(Collected data entries)
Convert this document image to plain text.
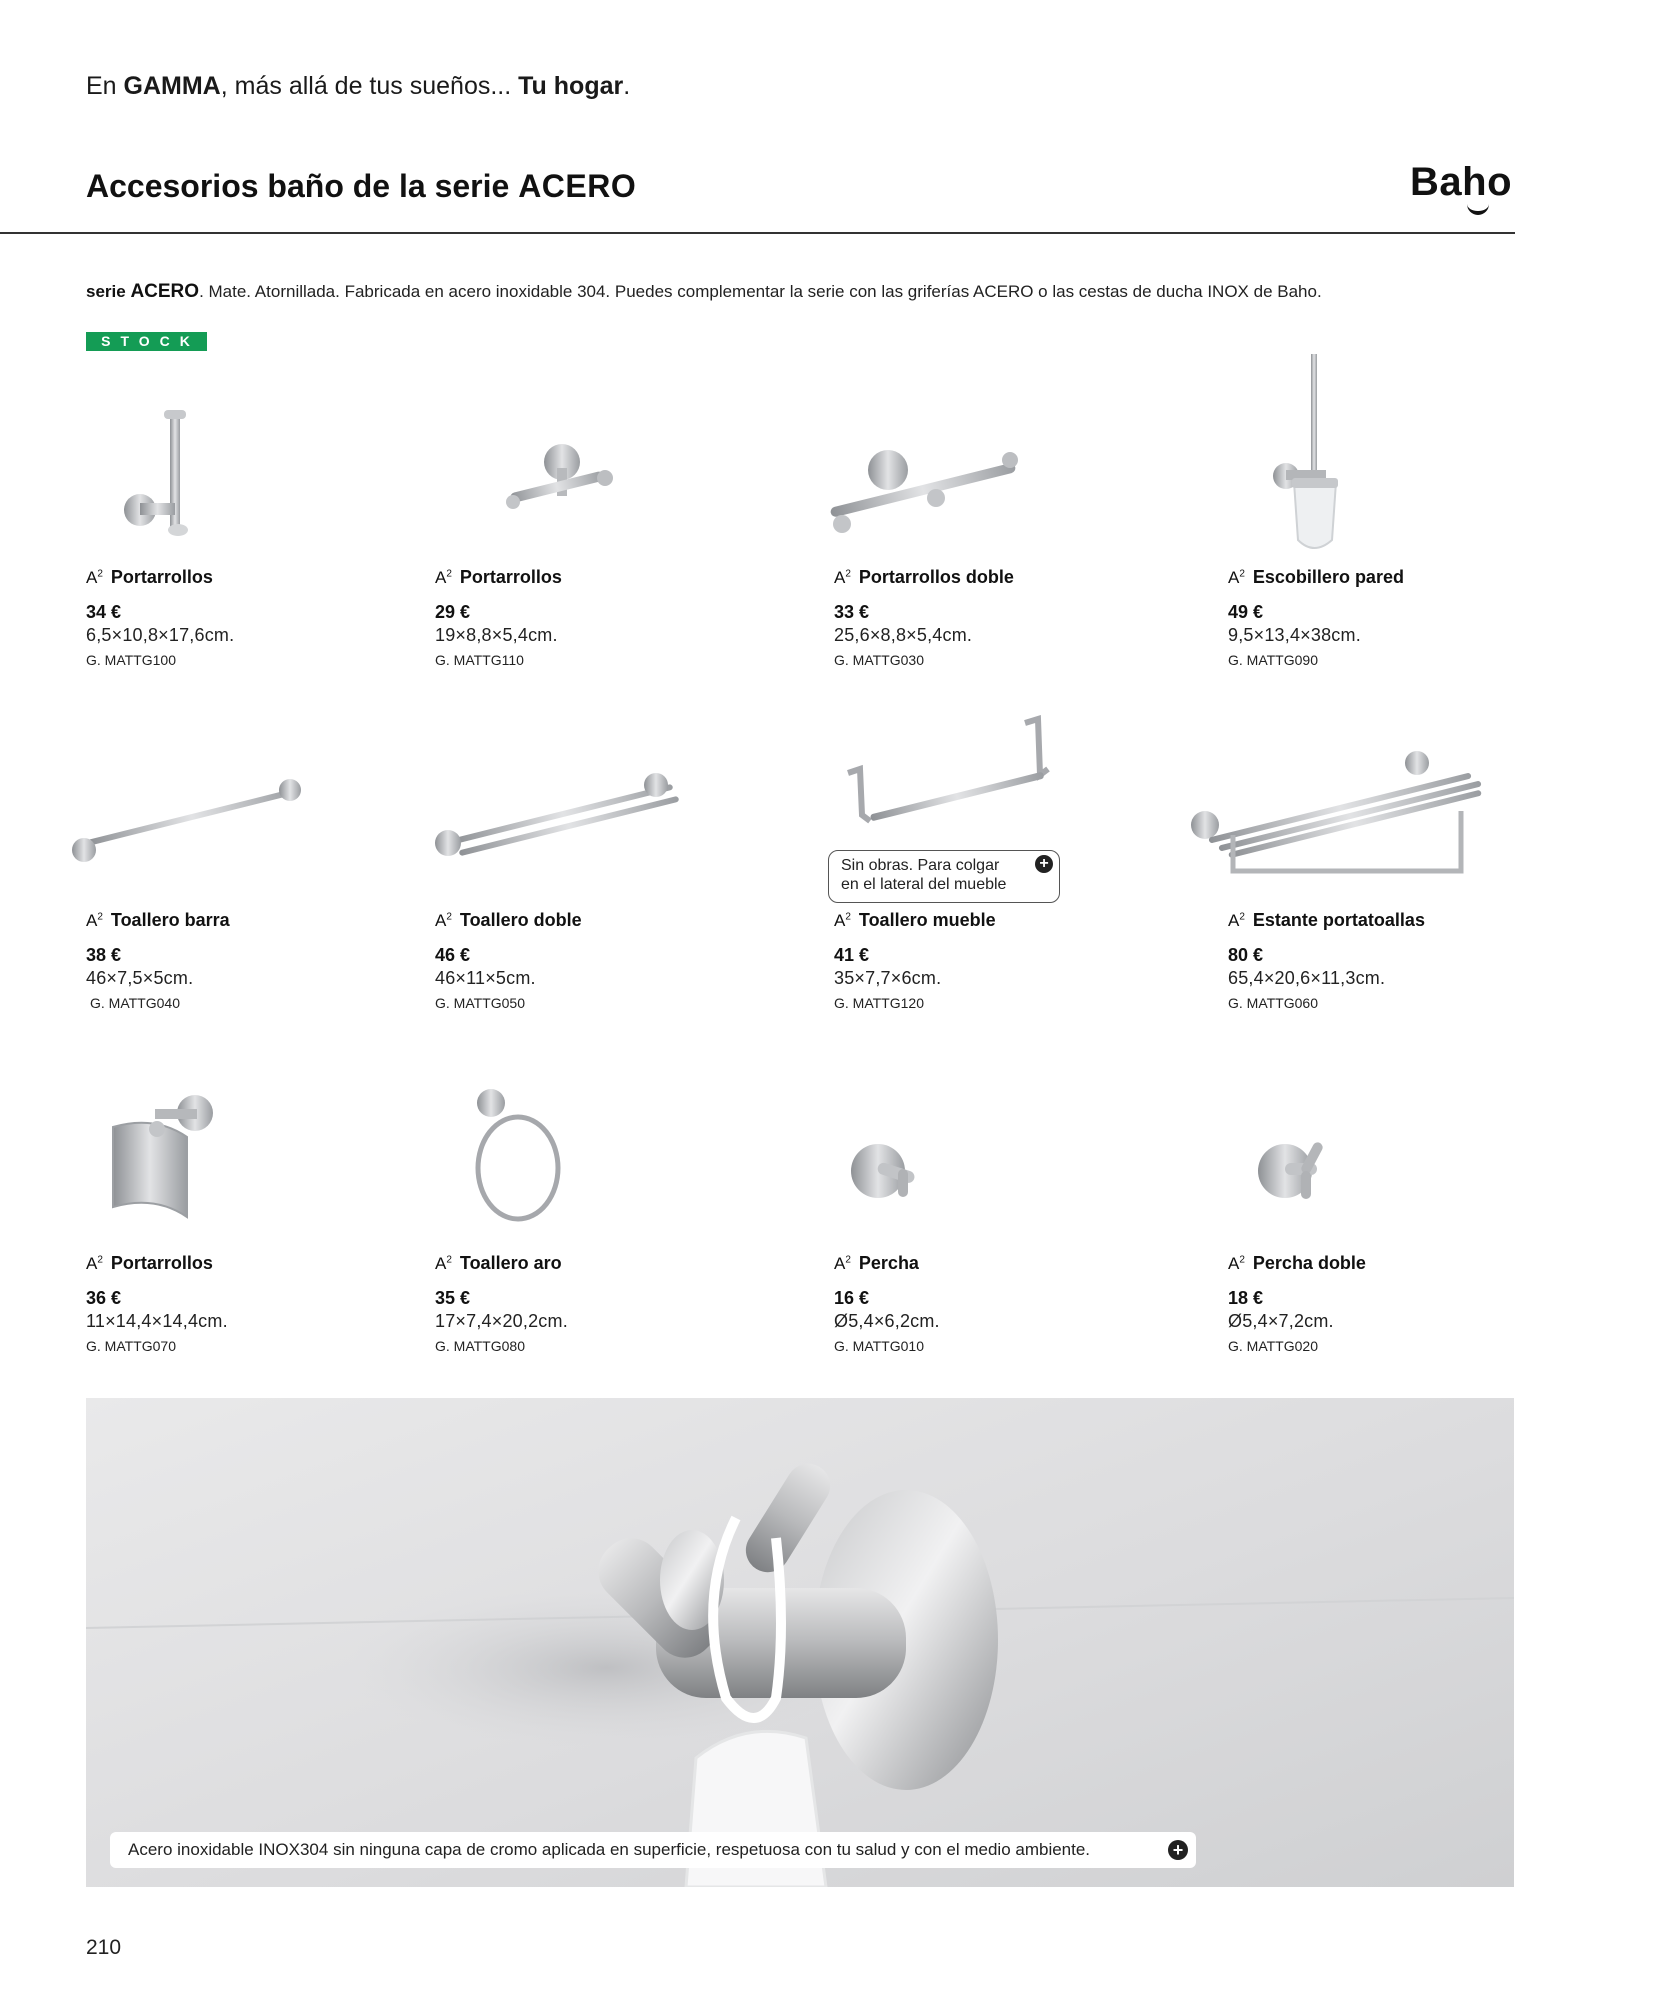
En GAMMA, más allá de tus sueños... Tu hogar.
Accesorios baño de la serie ACERO	Baho
serie ACERO. Mate. Atornillada. Fabricada en acero inoxidable 304. Puedes complementar la serie con las griferías ACERO o las cestas de ducha INOX de Baho.
STOCK
$A^2$ Portarrollos
34 €
6,5×10,8×17,6cm.
G. MATTG100
$A^2$ Portarrollos
29 €
19×8,8×5,4cm.
G. MATTG110
$A^2$ Portarrollos doble
33 €
25,6×8,8×5,4cm.
G. MATTG030
$A^2$ Escobillero pared
49 €
9,5×13,4×38cm.
G. MATTG090
$A^2$ Toallero barra
38 €
46×7,5×5cm.
G. MATTG040
$A^2$ Toallero doble
46 €
46×11×5cm.
G. MATTG050
$A^2$ Toallero mueble
41 €
35×7,7×6cm.
G. MATTG120
$A^2$ Estante portatoallas
80 €
65,4×20,6×11,3cm.
G. MATTG060
$A^2$ Portarrollos
36 €
11×14,4×14,4cm.
G. MATTG070
$A^2$ Toallero aro
35 €
17×7,4×20,2cm.
G. MATTG080
$A^2$ Percha
16 €
Ø5,4×6,2cm.
G. MATTG010
$A^2$ Percha doble
18 €
Ø5,4×7,2cm.
G. MATTG020
Sin obras. Para colgar
en el lateral del mueble
+
Acero inoxidable INOX304 sin ninguna capa de cromo aplicada en superficie, respetuosa con tu salud y con el medio ambiente.	+
210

- Stated task -
All of the records above must be copied exactly, except for the pictures.

- Completed exercise -
Convert this document image to plain text.
En GAMMA, más allá de tus sueños... Tu hogar.
Accesorios baño de la serie ACERO	Baho
serie ACERO. Mate. Atornillada. Fabricada en acero inoxidable 304. Puedes complementar la serie con las griferías ACERO o las cestas de ducha INOX de Baho.
STOCK
$A^2$ Portarrollos
34 €
6,5×10,8×17,6cm.
G. MATTG100
$A^2$ Portarrollos
29 €
19×8,8×5,4cm.
G. MATTG110
$A^2$ Portarrollos doble
33 €
25,6×8,8×5,4cm.
G. MATTG030
$A^2$ Escobillero pared
49 €
9,5×13,4×38cm.
G. MATTG090
$A^2$ Toallero barra
38 €
46×7,5×5cm.
G. MATTG040
$A^2$ Toallero doble
46 €
46×11×5cm.
G. MATTG050
$A^2$ Toallero mueble
41 €
35×7,7×6cm.
G. MATTG120
$A^2$ Estante portatoallas
80 €
65,4×20,6×11,3cm.
G. MATTG060
$A^2$ Portarrollos
36 €
11×14,4×14,4cm.
G. MATTG070
$A^2$ Toallero aro
35 €
17×7,4×20,2cm.
G. MATTG080
$A^2$ Percha
16 €
Ø5,4×6,2cm.
G. MATTG010
$A^2$ Percha doble
18 €
Ø5,4×7,2cm.
G. MATTG020
Sin obras. Para colgar
en el lateral del mueble
+
Acero inoxidable INOX304 sin ninguna capa de cromo aplicada en superficie, respetuosa con tu salud y con el medio ambiente.	+
210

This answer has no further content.